**Direction**.
All of the data must be printed exactly; please include every line.
====== Records to process ======
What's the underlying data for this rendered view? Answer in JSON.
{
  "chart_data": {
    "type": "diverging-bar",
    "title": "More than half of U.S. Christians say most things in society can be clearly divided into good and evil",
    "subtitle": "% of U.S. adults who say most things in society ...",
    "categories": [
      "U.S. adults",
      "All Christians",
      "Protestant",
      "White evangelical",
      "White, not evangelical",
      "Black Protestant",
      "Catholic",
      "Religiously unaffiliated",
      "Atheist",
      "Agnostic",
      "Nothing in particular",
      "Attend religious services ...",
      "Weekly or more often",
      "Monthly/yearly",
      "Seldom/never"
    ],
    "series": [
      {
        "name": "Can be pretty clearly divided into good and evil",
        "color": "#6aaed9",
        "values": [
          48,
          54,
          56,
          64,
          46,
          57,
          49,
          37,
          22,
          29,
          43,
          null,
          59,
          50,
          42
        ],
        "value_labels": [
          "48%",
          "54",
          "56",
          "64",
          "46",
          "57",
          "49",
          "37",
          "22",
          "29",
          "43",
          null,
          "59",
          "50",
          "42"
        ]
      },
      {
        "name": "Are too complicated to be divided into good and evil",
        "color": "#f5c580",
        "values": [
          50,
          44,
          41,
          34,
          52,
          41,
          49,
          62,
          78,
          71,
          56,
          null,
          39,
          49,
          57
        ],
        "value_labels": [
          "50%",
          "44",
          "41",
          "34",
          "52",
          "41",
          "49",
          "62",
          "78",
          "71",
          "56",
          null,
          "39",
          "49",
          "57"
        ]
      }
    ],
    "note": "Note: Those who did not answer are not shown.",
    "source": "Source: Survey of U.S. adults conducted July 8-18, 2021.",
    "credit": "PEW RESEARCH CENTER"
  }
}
======
**Task output**.
What's the underlying data for this rendered view? Answer in JSON.
{
  "chart_data": {
    "type": "diverging-bar",
    "title": "More than half of U.S. Christians say most things in society can be clearly divided into good and evil",
    "subtitle": "% of U.S. adults who say most things in society ...",
    "categories": [
      "U.S. adults",
      "All Christians",
      "Protestant",
      "White evangelical",
      "White, not evangelical",
      "Black Protestant",
      "Catholic",
      "Religiously unaffiliated",
      "Atheist",
      "Agnostic",
      "Nothing in particular",
      "Attend religious services ...",
      "Weekly or more often",
      "Monthly/yearly",
      "Seldom/never"
    ],
    "series": [
      {
        "name": "Can be pretty clearly divided into good and evil",
        "color": "#6aaed9",
        "values": [
          48,
          54,
          56,
          64,
          46,
          57,
          49,
          37,
          22,
          29,
          43,
          null,
          59,
          50,
          42
        ],
        "value_labels": [
          "48%",
          "54",
          "56",
          "64",
          "46",
          "57",
          "49",
          "37",
          "22",
          "29",
          "43",
          null,
          "59",
          "50",
          "42"
        ]
      },
      {
        "name": "Are too complicated to be divided into good and evil",
        "color": "#f5c580",
        "values": [
          50,
          44,
          41,
          34,
          52,
          41,
          49,
          62,
          78,
          71,
          56,
          null,
          39,
          49,
          57
        ],
        "value_labels": [
          "50%",
          "44",
          "41",
          "34",
          "52",
          "41",
          "49",
          "62",
          "78",
          "71",
          "56",
          null,
          "39",
          "49",
          "57"
        ]
      }
    ],
    "note": "Note: Those who did not answer are not shown.",
    "source": "Source: Survey of U.S. adults conducted July 8-18, 2021.",
    "credit": "PEW RESEARCH CENTER"
  }
}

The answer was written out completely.